Data tied to figure images

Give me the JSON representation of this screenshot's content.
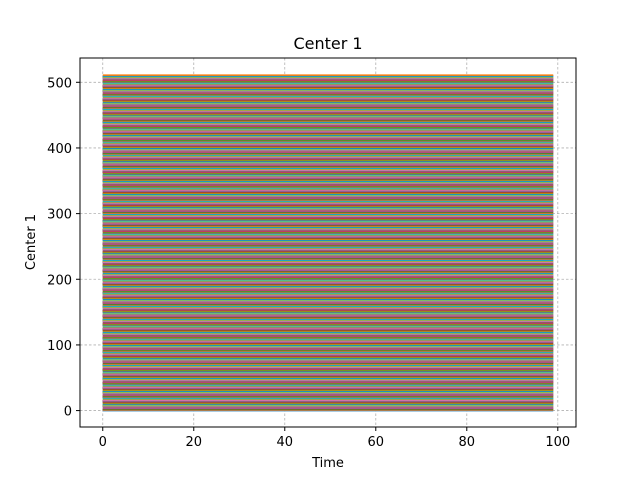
{
  "chart_data": {
    "type": "line",
    "title": "Center 1",
    "xlabel": "Time",
    "ylabel": "Center 1",
    "xlim": [
      -5,
      104
    ],
    "ylim": [
      -25,
      537
    ],
    "xticks": [
      0,
      20,
      40,
      60,
      80,
      100
    ],
    "yticks": [
      0,
      100,
      200,
      300,
      400,
      500
    ],
    "grid": true,
    "series_count": 512,
    "series_x": [
      0,
      99
    ],
    "series_y_start": 0,
    "series_y_step": 1,
    "palette": [
      "#1f77b4",
      "#ff7f0e",
      "#2ca02c",
      "#d62728",
      "#9467bd",
      "#8c564b",
      "#e377c2",
      "#7f7f7f",
      "#bcbd22",
      "#17becf"
    ]
  }
}
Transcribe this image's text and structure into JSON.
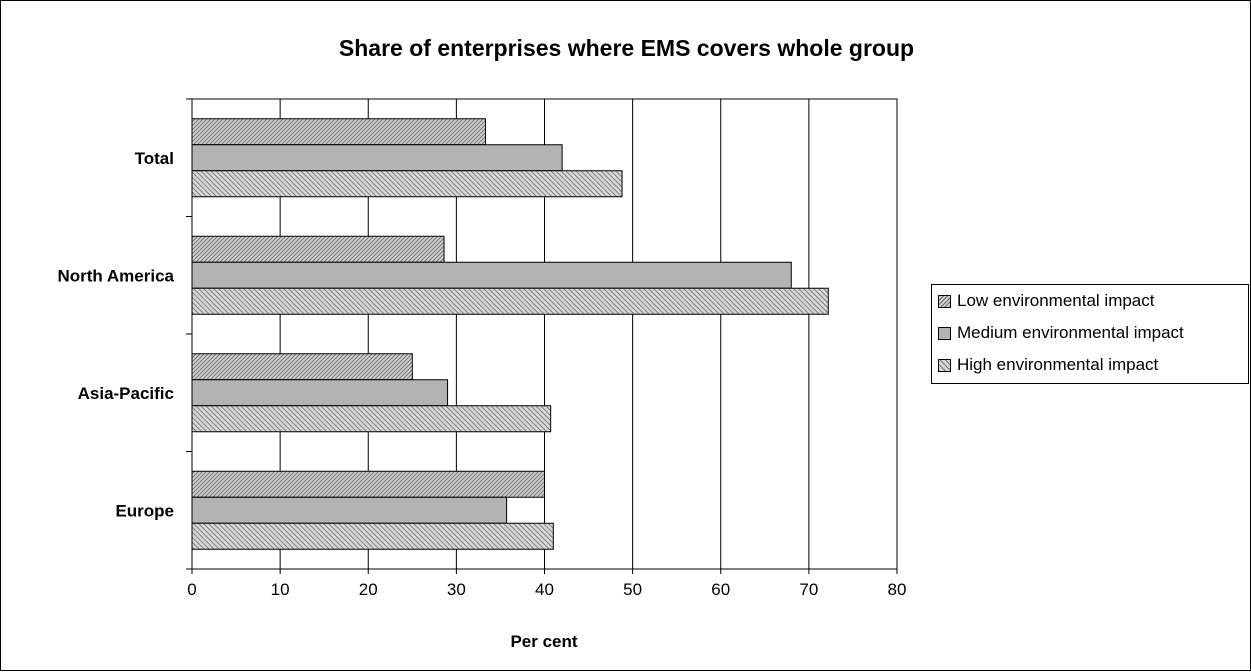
{
  "chart_data": {
    "type": "bar",
    "orientation": "horizontal",
    "title": "Share of enterprises where EMS covers whole group",
    "xlabel": "Per cent",
    "ylabel": "",
    "xlim": [
      0,
      80
    ],
    "x_ticks": [
      "0",
      "10",
      "20",
      "30",
      "40",
      "50",
      "60",
      "70",
      "80"
    ],
    "categories": [
      "Total",
      "North America",
      "Asia-Pacific",
      "Europe"
    ],
    "series": [
      {
        "name": "Low environmental impact",
        "values": [
          33.3,
          28.6,
          25.0,
          40.0
        ],
        "pattern": "diagonal-fine",
        "color": "#b8b8b8"
      },
      {
        "name": "Medium environmental impact",
        "values": [
          42.0,
          68.0,
          29.0,
          35.7
        ],
        "pattern": "solid",
        "color": "#b3b3b3"
      },
      {
        "name": "High environmental impact",
        "values": [
          48.8,
          72.2,
          40.7,
          41.0
        ],
        "pattern": "diagonal",
        "color": "#c4c4c4"
      }
    ],
    "grid": "vertical",
    "legend_position": "right"
  }
}
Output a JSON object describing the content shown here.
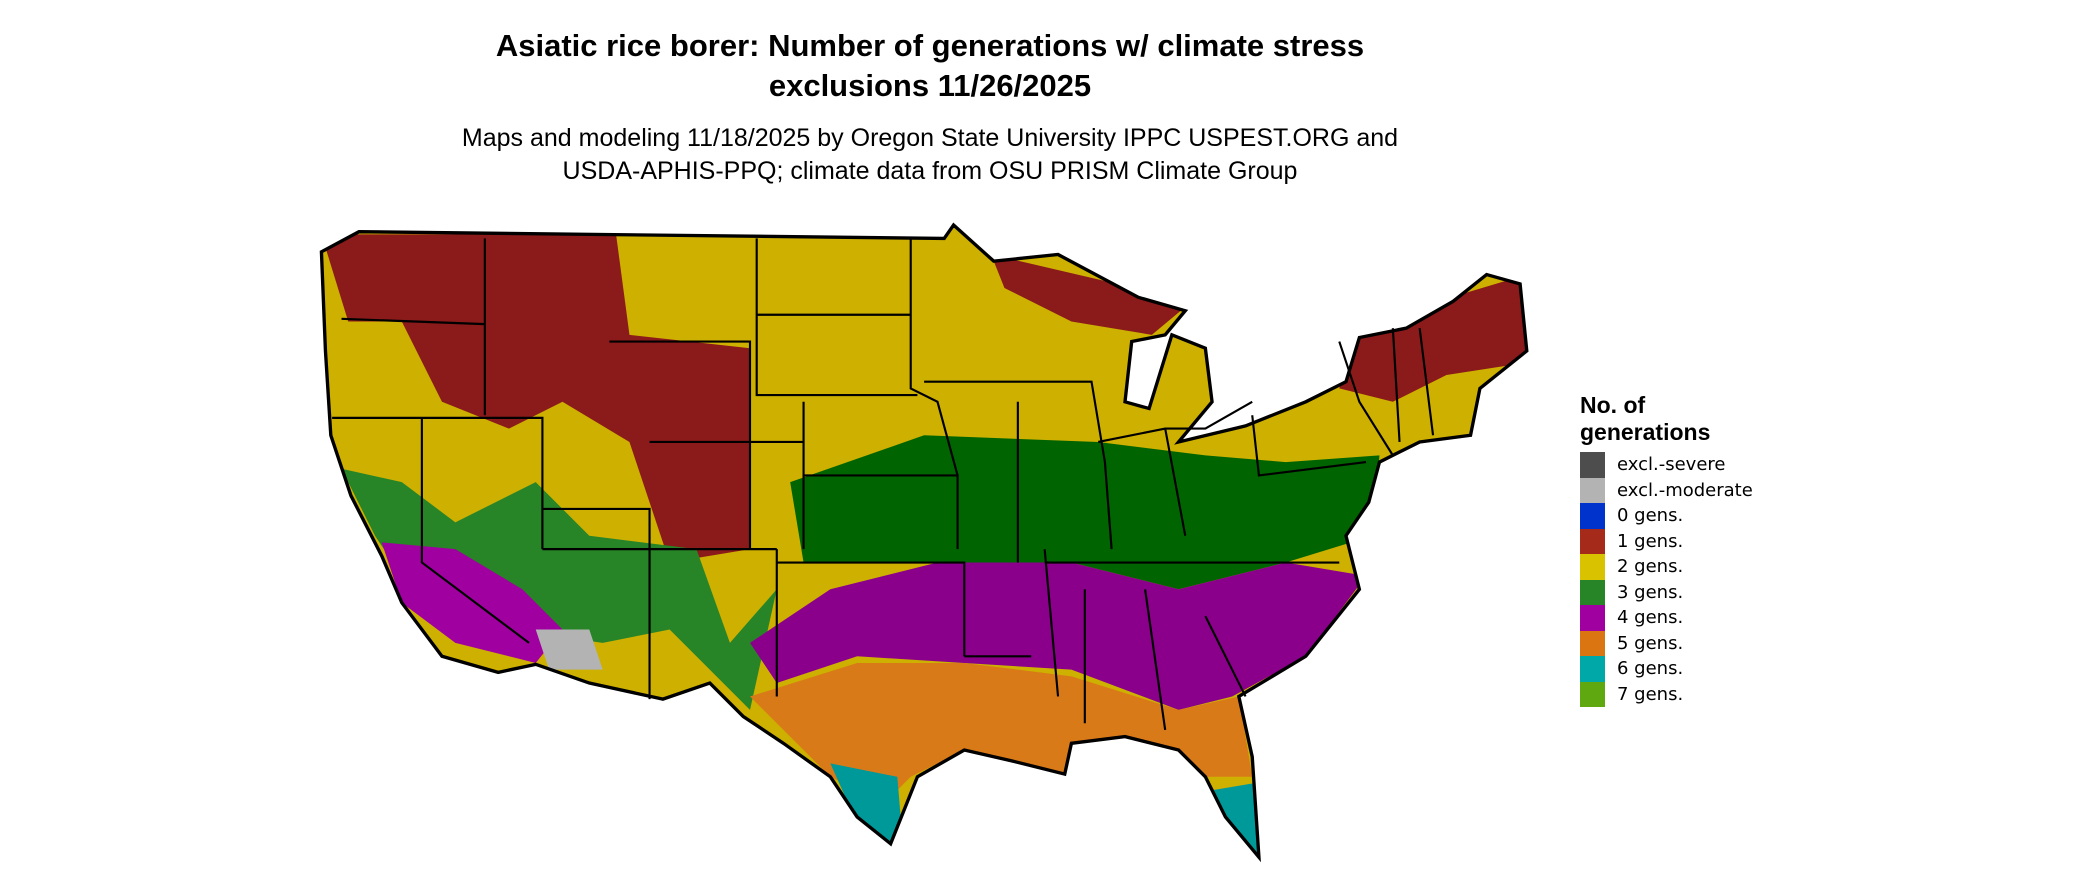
{
  "title": {
    "line1": "Asiatic rice borer: Number of generations w/ climate stress",
    "line2": "exclusions 11/26/2025"
  },
  "subtitle": {
    "line1": "Maps and modeling 11/18/2025 by Oregon State University IPPC USPEST.ORG and",
    "line2": "USDA-APHIS-PPQ; climate data from OSU PRISM Climate Group"
  },
  "legend": {
    "title_line1": "No. of",
    "title_line2": "generations",
    "items": [
      {
        "label": "excl.-severe",
        "color": "#4d4d4d"
      },
      {
        "label": "excl.-moderate",
        "color": "#b3b3b3"
      },
      {
        "label": "0 gens.",
        "color": "#0033cc"
      },
      {
        "label": "1 gens.",
        "color": "#a52a1a"
      },
      {
        "label": "2 gens.",
        "color": "#d9c200"
      },
      {
        "label": "3 gens.",
        "color": "#278427"
      },
      {
        "label": "4 gens.",
        "color": "#a000a0"
      },
      {
        "label": "5 gens.",
        "color": "#db7512"
      },
      {
        "label": "6 gens.",
        "color": "#00a8a8"
      },
      {
        "label": "7 gens.",
        "color": "#5fa80f"
      }
    ]
  },
  "map": {
    "region": "contiguous United States",
    "colors": {
      "one_gen": "#8b1a1a",
      "two_gen": "#cdb000",
      "three_gen": "#006400",
      "four_gen": "#8b008b",
      "five_gen": "#d97a18",
      "six_gen": "#009999",
      "border": "#000000"
    }
  }
}
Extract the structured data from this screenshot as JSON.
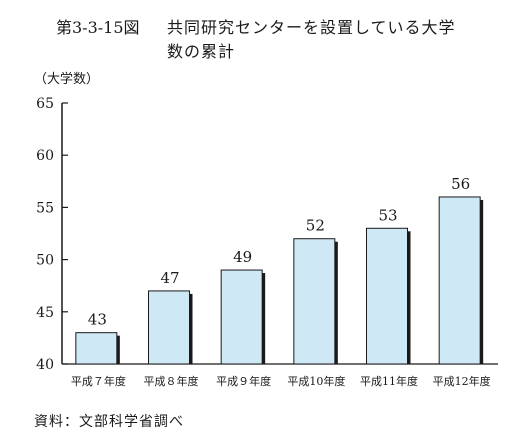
{
  "figure": {
    "number": "第3-3-15図",
    "title_line1": "共同研究センターを設置している大学",
    "title_line2": "数の累計",
    "source": "資料：文部科学省調べ"
  },
  "colors": {
    "bar_fill": "#cfe8f5",
    "bar_stroke": "#1a1a1a",
    "bar_shadow": "#1a1a1a"
  },
  "chart_data": {
    "type": "bar",
    "title": "共同研究センターを設置している大学数の累計",
    "ylabel": "（大学数）",
    "xlabel": "",
    "ylim": [
      40,
      65
    ],
    "yticks": [
      40,
      45,
      50,
      55,
      60,
      65
    ],
    "categories": [
      "平成７年度",
      "平成８年度",
      "平成９年度",
      "平成10年度",
      "平成11年度",
      "平成12年度"
    ],
    "values": [
      43,
      47,
      49,
      52,
      53,
      56
    ],
    "data_labels": [
      "43",
      "47",
      "49",
      "52",
      "53",
      "56"
    ],
    "grid": false,
    "legend": "none"
  }
}
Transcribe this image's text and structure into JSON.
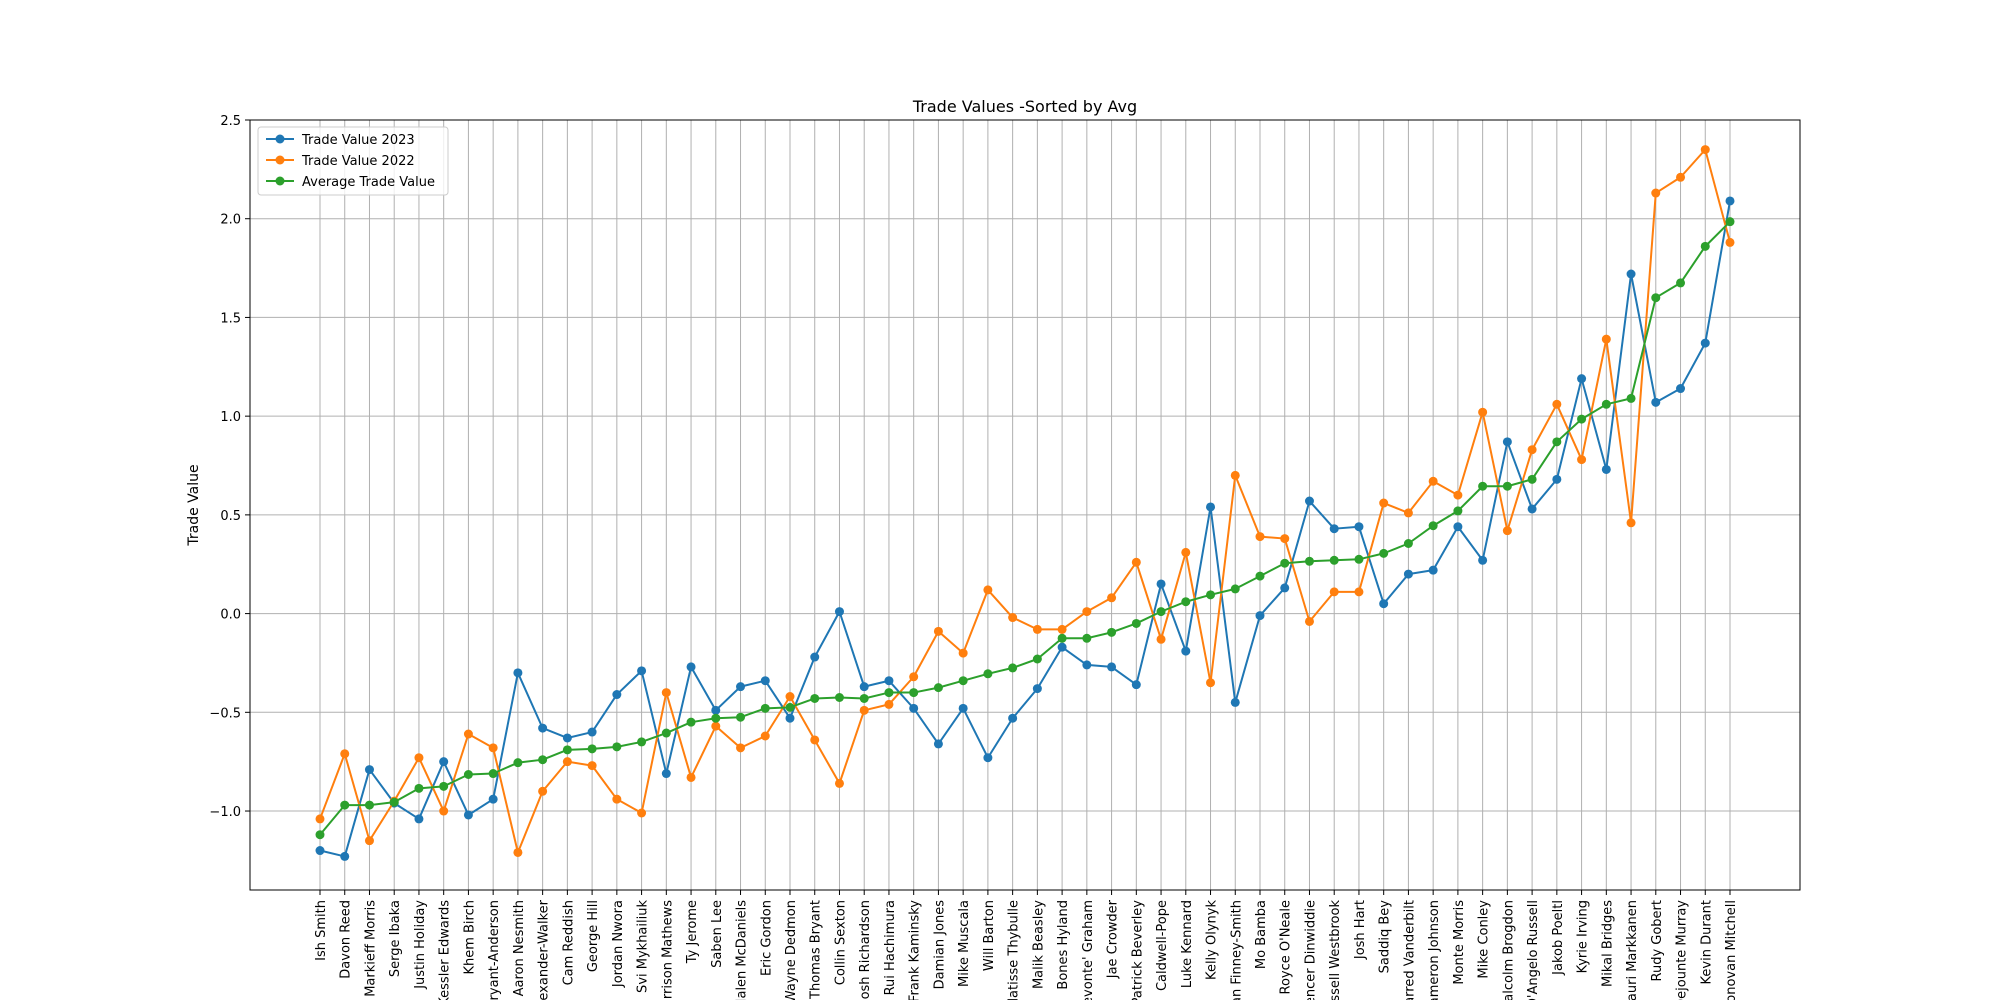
{
  "chart_data": {
    "type": "line",
    "title": "Trade Values -Sorted by Avg",
    "xlabel": "",
    "ylabel": "Trade Value",
    "ylim": [
      -1.4,
      2.5
    ],
    "yticks": [
      -1.0,
      -0.5,
      0.0,
      0.5,
      1.0,
      1.5,
      2.0,
      2.5
    ],
    "ytick_labels": [
      "−1.0",
      "−0.5",
      "0.0",
      "0.5",
      "1.0",
      "1.5",
      "2.0",
      "2.5"
    ],
    "grid": true,
    "legend_position": "top-left",
    "categories": [
      "Ish Smith",
      "Davon Reed",
      "Markieff Morris",
      "Serge Ibaka",
      "Justin Holiday",
      "Kessler Edwards",
      "Khem Birch",
      "Thomas Bryant-Anderson",
      "Aaron Nesmith",
      "Nickeil Alexander-Walker",
      "Cam Reddish",
      "George Hill",
      "Jordan Nwora",
      "Svi Mykhailiuk",
      "Garrison Mathews",
      "Ty Jerome",
      "Saben Lee",
      "Jalen McDaniels",
      "Eric Gordon",
      "Wayne Dedmon",
      "Thomas Bryant",
      "Collin Sexton",
      "Josh Richardson",
      "Rui Hachimura",
      "Frank Kaminsky",
      "Damian Jones",
      "Mike Muscala",
      "Will Barton",
      "Matisse Thybulle",
      "Malik Beasley",
      "Bones Hyland",
      "Devonte' Graham",
      "Jae Crowder",
      "Patrick Beverley",
      "Kentavious Caldwell-Pope",
      "Luke Kennard",
      "Kelly Olynyk",
      "Dorian Finney-Smith",
      "Mo Bamba",
      "Royce O'Neale",
      "Spencer Dinwiddie",
      "Russell Westbrook",
      "Josh Hart",
      "Saddiq Bey",
      "Jarred Vanderbilt",
      "Cameron Johnson",
      "Monte Morris",
      "Mike Conley",
      "Malcolm Brogdon",
      "D'Angelo Russell",
      "Jakob Poeltl",
      "Kyrie Irving",
      "Mikal Bridges",
      "Lauri Markkanen",
      "Rudy Gobert",
      "Dejounte Murray",
      "Kevin Durant",
      "Donovan Mitchell"
    ],
    "tick_labels": [
      "Ish Smith",
      "Davon Reed",
      "Markieff Morris",
      "Serge Ibaka",
      "Justin Holiday",
      "Kessler Edwards",
      "Khem Birch",
      "Bryant-Anderson",
      "Aaron Nesmith",
      "Alexander-Walker",
      "Cam Reddish",
      "George Hill",
      "Jordan Nwora",
      "Svi Mykhailiuk",
      "Garrison Mathews",
      "Ty Jerome",
      "Saben Lee",
      "Jalen McDaniels",
      "Eric Gordon",
      "Wayne Dedmon",
      "Thomas Bryant",
      "Collin Sexton",
      "Josh Richardson",
      "Rui Hachimura",
      "Frank Kaminsky",
      "Damian Jones",
      "Mike Muscala",
      "Will Barton",
      "Matisse Thybulle",
      "Malik Beasley",
      "Bones Hyland",
      "Devonte' Graham",
      "Jae Crowder",
      "Patrick Beverley",
      "Caldwell-Pope",
      "Luke Kennard",
      "Kelly Olynyk",
      "Dorian Finney-Smith",
      "Mo Bamba",
      "Royce O'Neale",
      "Spencer Dinwiddie",
      "Russell Westbrook",
      "Josh Hart",
      "Saddiq Bey",
      "Jarred Vanderbilt",
      "Cameron Johnson",
      "Monte Morris",
      "Mike Conley",
      "Malcolm Brogdon",
      "D'Angelo Russell",
      "Jakob Poeltl",
      "Kyrie Irving",
      "Mikal Bridges",
      "Lauri Markkanen",
      "Rudy Gobert",
      "Dejounte Murray",
      "Kevin Durant",
      "Donovan Mitchell"
    ],
    "series": [
      {
        "name": "Trade Value 2023",
        "color": "#1f77b4",
        "values": [
          -1.2,
          -1.23,
          -0.79,
          -0.96,
          -1.04,
          -0.75,
          -1.02,
          -0.94,
          -0.3,
          -0.58,
          -0.63,
          -0.6,
          -0.41,
          -0.29,
          -0.81,
          -0.27,
          -0.49,
          -0.37,
          -0.34,
          -0.53,
          -0.22,
          0.01,
          -0.37,
          -0.34,
          -0.48,
          -0.66,
          -0.48,
          -0.73,
          -0.53,
          -0.38,
          -0.17,
          -0.26,
          -0.27,
          -0.36,
          0.15,
          -0.19,
          0.54,
          -0.45,
          -0.01,
          0.13,
          0.57,
          0.43,
          0.44,
          0.05,
          0.2,
          0.22,
          0.44,
          0.27,
          0.87,
          0.53,
          0.68,
          1.19,
          0.73,
          1.72,
          1.07,
          1.14,
          1.37,
          2.09
        ]
      },
      {
        "name": "Trade Value 2022",
        "color": "#ff7f0e",
        "values": [
          -1.04,
          -0.71,
          -1.15,
          -0.95,
          -0.73,
          -1.0,
          -0.61,
          -0.68,
          -1.21,
          -0.9,
          -0.75,
          -0.77,
          -0.94,
          -1.01,
          -0.4,
          -0.83,
          -0.57,
          -0.68,
          -0.62,
          -0.42,
          -0.64,
          -0.86,
          -0.49,
          -0.46,
          -0.32,
          -0.09,
          -0.2,
          0.12,
          -0.02,
          -0.08,
          -0.08,
          0.01,
          0.08,
          0.26,
          -0.13,
          0.31,
          -0.35,
          0.7,
          0.39,
          0.38,
          -0.04,
          0.11,
          0.11,
          0.56,
          0.51,
          0.67,
          0.6,
          1.02,
          0.42,
          0.83,
          1.06,
          0.78,
          1.39,
          0.46,
          2.13,
          2.21,
          2.35,
          1.88
        ]
      },
      {
        "name": "Average Trade Value",
        "color": "#2ca02c",
        "values": [
          -1.12,
          -0.97,
          -0.97,
          -0.955,
          -0.885,
          -0.875,
          -0.815,
          -0.81,
          -0.755,
          -0.74,
          -0.69,
          -0.685,
          -0.675,
          -0.65,
          -0.605,
          -0.55,
          -0.53,
          -0.525,
          -0.48,
          -0.475,
          -0.43,
          -0.425,
          -0.43,
          -0.4,
          -0.4,
          -0.375,
          -0.34,
          -0.305,
          -0.275,
          -0.23,
          -0.125,
          -0.125,
          -0.095,
          -0.05,
          0.01,
          0.06,
          0.095,
          0.125,
          0.19,
          0.255,
          0.265,
          0.27,
          0.275,
          0.305,
          0.355,
          0.445,
          0.52,
          0.645,
          0.645,
          0.68,
          0.87,
          0.985,
          1.06,
          1.09,
          1.6,
          1.675,
          1.86,
          1.985
        ]
      }
    ]
  }
}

▸ **AIM**
Look for lines containing the string "Caldwell" and copy them all.

▸ **ANSWER IN FULL**
      "Kentavious Caldwell-Pope",
      "Caldwell-Pope",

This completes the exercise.